** EXERCISE INSTRUCTIONS **
Could you rewrite each of the records below with "electrostatic" substituted for "electrographic" and nothing else changed? Leave the pictures out of your answer.
###
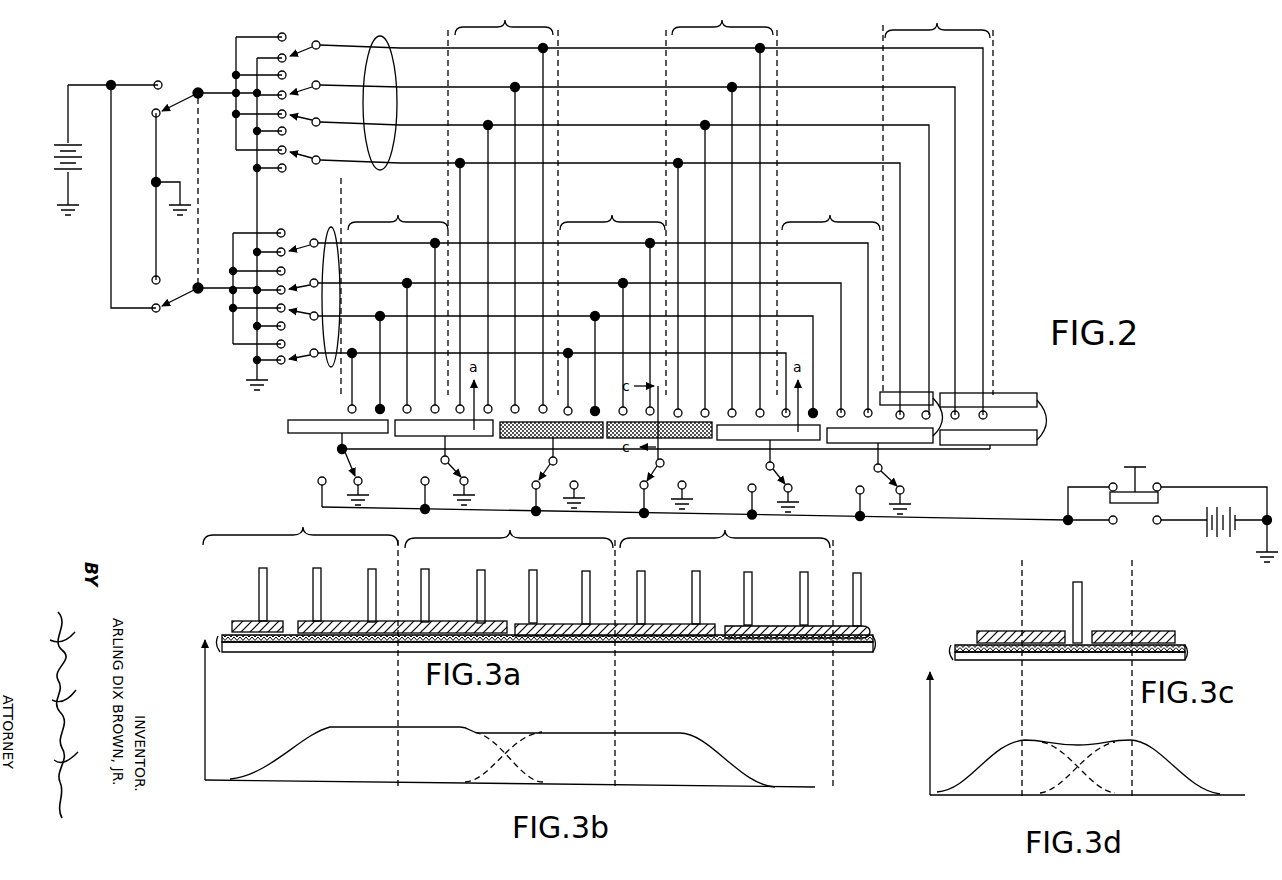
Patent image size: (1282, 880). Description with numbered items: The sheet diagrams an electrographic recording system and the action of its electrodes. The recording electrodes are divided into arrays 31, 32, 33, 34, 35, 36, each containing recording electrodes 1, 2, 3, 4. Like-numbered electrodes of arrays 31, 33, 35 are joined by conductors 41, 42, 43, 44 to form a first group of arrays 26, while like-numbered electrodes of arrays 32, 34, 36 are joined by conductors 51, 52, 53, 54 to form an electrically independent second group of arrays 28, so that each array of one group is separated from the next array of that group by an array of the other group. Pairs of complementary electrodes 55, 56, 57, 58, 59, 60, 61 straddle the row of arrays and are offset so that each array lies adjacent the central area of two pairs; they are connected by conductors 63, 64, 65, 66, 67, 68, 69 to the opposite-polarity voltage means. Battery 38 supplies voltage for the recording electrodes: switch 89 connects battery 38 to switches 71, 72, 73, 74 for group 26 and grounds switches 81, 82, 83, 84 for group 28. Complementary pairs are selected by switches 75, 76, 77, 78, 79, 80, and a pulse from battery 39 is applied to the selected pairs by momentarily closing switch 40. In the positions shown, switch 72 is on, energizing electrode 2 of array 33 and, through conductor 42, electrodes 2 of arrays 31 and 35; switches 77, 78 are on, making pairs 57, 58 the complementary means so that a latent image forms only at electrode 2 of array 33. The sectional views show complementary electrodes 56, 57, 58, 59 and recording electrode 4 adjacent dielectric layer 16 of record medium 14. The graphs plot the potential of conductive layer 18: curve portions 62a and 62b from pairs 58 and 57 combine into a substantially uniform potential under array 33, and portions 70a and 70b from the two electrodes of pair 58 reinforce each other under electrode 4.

In FIG. 2, the recording electrode 1 is at (513, 393).
In FIG. 3A, the recording electrode 1 is at (427, 570).
In FIG. 2, the recording electrode 2 is at (541, 394).
In FIG. 3A, the recording electrode 2 is at (267, 569).
In FIG. 2, the recording electrode 3 is at (568, 400).
In FIG. 3A, the recording electrode 3 is at (320, 569).
In FIG. 2, the recording electrode 4 is at (586, 397).
In FIG. 3A, the recording electrode 4 is at (374, 570).
In FIG. 3C, the recording electrode 4 is at (1082, 626).
In FIG. 3A, the record medium 14 is at (876, 648).
In FIG. 3C, the record medium 14 is at (1188, 650).
In FIG. 3A, the dielectric layer 16 is at (820, 646).
In FIG. 3C, the dielectric layer 16 is at (1180, 648).
In FIG. 3A, the conductive layer 18 is at (868, 652).
In FIG. 3C, the conductive layer 18 is at (1112, 655).
In FIG. 2, the first group of arrays 26 is at (328, 232).
In FIG. 2, the second group of arrays 28 is at (388, 40).
In FIG. 2, the array of recording electrodes 31 is at (398, 305).
In FIG. 2, the array of recording electrodes 32 is at (504, 216).
In FIG. 3A, the array of recording electrodes 32 is at (300, 523).
In FIG. 2, the array of recording electrodes 33 is at (612, 306).
In FIG. 3A, the array of recording electrodes 33 is at (509, 543).
In FIG. 2, the array of recording electrodes 34 is at (722, 218).
In FIG. 3A, the array of recording electrodes 34 is at (725, 543).
In FIG. 2, the array of recording electrodes 35 is at (831, 307).
In FIG. 2, the array of recording electrodes 36 is at (937, 221).
In FIG. 2, the battery 38 is at (56, 161).
In FIG. 2, the battery 39 is at (1222, 535).
In FIG. 2, the pulse switch 40 is at (1143, 488).
In FIG. 2, the conductor 41 is at (534, 358).
In FIG. 2, the conductor 42 is at (534, 322).
In FIG. 2, the conductor 43 is at (534, 288).
In FIG. 2, the conductor 44 is at (534, 250).
In FIG. 2, the conductor 51 is at (477, 163).
In FIG. 2, the conductor 52 is at (504, 125).
In FIG. 2, the conductor 53 is at (532, 87).
In FIG. 2, the conductor 54 is at (573, 48).
In FIG. 2, the complementary electrode pair 55 is at (337, 424).
In FIG. 2, the complementary electrode pair 56 is at (426, 430).
In FIG. 3A, the complementary electrode pair 56 is at (256, 621).
In FIG. 2, the complementary electrode pair 57 is at (537, 433).
In FIG. 3A, the complementary electrode pair 57 is at (352, 613).
In FIG. 2, the complementary electrode pair 58 is at (632, 440).
In FIG. 3A, the complementary electrode pair 58 is at (570, 615).
In FIG. 3C, the complementary electrode pair 58 is at (1005, 631).
In FIG. 2, the complementary electrode pair 59 is at (748, 442).
In FIG. 3A, the complementary electrode pair 59 is at (868, 628).
In FIG. 2, the complementary electrode pair 60 is at (856, 445).
In FIG. 2, the complementary electrode pair 61 is at (996, 396).
In FIG. 3B, the potential curve portion 62a is at (700, 745).
In FIG. 3B, the potential curve portion 62b is at (292, 755).
In FIG. 2, the conductor 63 is at (340, 449).
In FIG. 2, the conductor 64 is at (450, 449).
In FIG. 2, the conductor 65 is at (548, 449).
In FIG. 2, the conductor 66 is at (658, 450).
In FIG. 2, the conductor 67 is at (768, 450).
In FIG. 2, the conductor 68 is at (890, 452).
In FIG. 2, the conductor 69 is at (990, 449).
In FIG. 3D, the potential curve portion 70a is at (976, 760).
In FIG. 3D, the potential curve portion 70b is at (1180, 762).
In FIG. 2, the switch 71 is at (303, 360).
In FIG. 2, the switch 72 is at (303, 320).
In FIG. 2, the switch 73 is at (303, 288).
In FIG. 2, the switch 74 is at (303, 256).
In FIG. 2, the switch 75 is at (336, 476).
In FIG. 2, the switch 76 is at (413, 490).
In FIG. 2, the switch 77 is at (584, 491).
In FIG. 2, the switch 78 is at (692, 492).
In FIG. 2, the switch 79 is at (762, 499).
In FIG. 2, the switch 80 is at (872, 501).
In FIG. 2, the switch 81 is at (308, 156).
In FIG. 2, the switch 82 is at (309, 118).
In FIG. 2, the switch 83 is at (303, 83).
In FIG. 2, the switch 84 is at (303, 42).
In FIG. 2, the switch 89 is at (199, 165).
###
** FINAL ANSWER **
Patent image size: (1282, 880). Description with numbered items: The sheet diagrams an electrostatic recording system and the action of its electrodes. The recording electrodes are divided into arrays 31, 32, 33, 34, 35, 36, each containing recording electrodes 1, 2, 3, 4. Like-numbered electrodes of arrays 31, 33, 35 are joined by conductors 41, 42, 43, 44 to form a first group of arrays 26, while like-numbered electrodes of arrays 32, 34, 36 are joined by conductors 51, 52, 53, 54 to form an electrically independent second group of arrays 28, so that each array of one group is separated from the next array of that group by an array of the other group. Pairs of complementary electrodes 55, 56, 57, 58, 59, 60, 61 straddle the row of arrays and are offset so that each array lies adjacent the central area of two pairs; they are connected by conductors 63, 64, 65, 66, 67, 68, 69 to the opposite-polarity voltage means. Battery 38 supplies voltage for the recording electrodes: switch 89 connects battery 38 to switches 71, 72, 73, 74 for group 26 and grounds switches 81, 82, 83, 84 for group 28. Complementary pairs are selected by switches 75, 76, 77, 78, 79, 80, and a pulse from battery 39 is applied to the selected pairs by momentarily closing switch 40. In the positions shown, switch 72 is on, energizing electrode 2 of array 33 and, through conductor 42, electrodes 2 of arrays 31 and 35; switches 77, 78 are on, making pairs 57, 58 the complementary means so that a latent image forms only at electrode 2 of array 33. The sectional views show complementary electrodes 56, 57, 58, 59 and recording electrode 4 adjacent dielectric layer 16 of record medium 14. The graphs plot the potential of conductive layer 18: curve portions 62a and 62b from pairs 58 and 57 combine into a substantially uniform potential under array 33, and portions 70a and 70b from the two electrodes of pair 58 reinforce each other under electrode 4.

In FIG. 2, the recording electrode 1 is at (513, 393).
In FIG. 3A, the recording electrode 1 is at (427, 570).
In FIG. 2, the recording electrode 2 is at (541, 394).
In FIG. 3A, the recording electrode 2 is at (267, 569).
In FIG. 2, the recording electrode 3 is at (568, 400).
In FIG. 3A, the recording electrode 3 is at (320, 569).
In FIG. 2, the recording electrode 4 is at (586, 397).
In FIG. 3A, the recording electrode 4 is at (374, 570).
In FIG. 3C, the recording electrode 4 is at (1082, 626).
In FIG. 3A, the record medium 14 is at (876, 648).
In FIG. 3C, the record medium 14 is at (1188, 650).
In FIG. 3A, the dielectric layer 16 is at (820, 646).
In FIG. 3C, the dielectric layer 16 is at (1180, 648).
In FIG. 3A, the conductive layer 18 is at (868, 652).
In FIG. 3C, the conductive layer 18 is at (1112, 655).
In FIG. 2, the first group of arrays 26 is at (328, 232).
In FIG. 2, the second group of arrays 28 is at (388, 40).
In FIG. 2, the array of recording electrodes 31 is at (398, 305).
In FIG. 2, the array of recording electrodes 32 is at (504, 216).
In FIG. 3A, the array of recording electrodes 32 is at (300, 523).
In FIG. 2, the array of recording electrodes 33 is at (612, 306).
In FIG. 3A, the array of recording electrodes 33 is at (509, 543).
In FIG. 2, the array of recording electrodes 34 is at (722, 218).
In FIG. 3A, the array of recording electrodes 34 is at (725, 543).
In FIG. 2, the array of recording electrodes 35 is at (831, 307).
In FIG. 2, the array of recording electrodes 36 is at (937, 221).
In FIG. 2, the battery 38 is at (56, 161).
In FIG. 2, the battery 39 is at (1222, 535).
In FIG. 2, the pulse switch 40 is at (1143, 488).
In FIG. 2, the conductor 41 is at (534, 358).
In FIG. 2, the conductor 42 is at (534, 322).
In FIG. 2, the conductor 43 is at (534, 288).
In FIG. 2, the conductor 44 is at (534, 250).
In FIG. 2, the conductor 51 is at (477, 163).
In FIG. 2, the conductor 52 is at (504, 125).
In FIG. 2, the conductor 53 is at (532, 87).
In FIG. 2, the conductor 54 is at (573, 48).
In FIG. 2, the complementary electrode pair 55 is at (337, 424).
In FIG. 2, the complementary electrode pair 56 is at (426, 430).
In FIG. 3A, the complementary electrode pair 56 is at (256, 621).
In FIG. 2, the complementary electrode pair 57 is at (537, 433).
In FIG. 3A, the complementary electrode pair 57 is at (352, 613).
In FIG. 2, the complementary electrode pair 58 is at (632, 440).
In FIG. 3A, the complementary electrode pair 58 is at (570, 615).
In FIG. 3C, the complementary electrode pair 58 is at (1005, 631).
In FIG. 2, the complementary electrode pair 59 is at (748, 442).
In FIG. 3A, the complementary electrode pair 59 is at (868, 628).
In FIG. 2, the complementary electrode pair 60 is at (856, 445).
In FIG. 2, the complementary electrode pair 61 is at (996, 396).
In FIG. 3B, the potential curve portion 62a is at (700, 745).
In FIG. 3B, the potential curve portion 62b is at (292, 755).
In FIG. 2, the conductor 63 is at (340, 449).
In FIG. 2, the conductor 64 is at (450, 449).
In FIG. 2, the conductor 65 is at (548, 449).
In FIG. 2, the conductor 66 is at (658, 450).
In FIG. 2, the conductor 67 is at (768, 450).
In FIG. 2, the conductor 68 is at (890, 452).
In FIG. 2, the conductor 69 is at (990, 449).
In FIG. 3D, the potential curve portion 70a is at (976, 760).
In FIG. 3D, the potential curve portion 70b is at (1180, 762).
In FIG. 2, the switch 71 is at (303, 360).
In FIG. 2, the switch 72 is at (303, 320).
In FIG. 2, the switch 73 is at (303, 288).
In FIG. 2, the switch 74 is at (303, 256).
In FIG. 2, the switch 75 is at (336, 476).
In FIG. 2, the switch 76 is at (413, 490).
In FIG. 2, the switch 77 is at (584, 491).
In FIG. 2, the switch 78 is at (692, 492).
In FIG. 2, the switch 79 is at (762, 499).
In FIG. 2, the switch 80 is at (872, 501).
In FIG. 2, the switch 81 is at (308, 156).
In FIG. 2, the switch 82 is at (309, 118).
In FIG. 2, the switch 83 is at (303, 83).
In FIG. 2, the switch 84 is at (303, 42).
In FIG. 2, the switch 89 is at (199, 165).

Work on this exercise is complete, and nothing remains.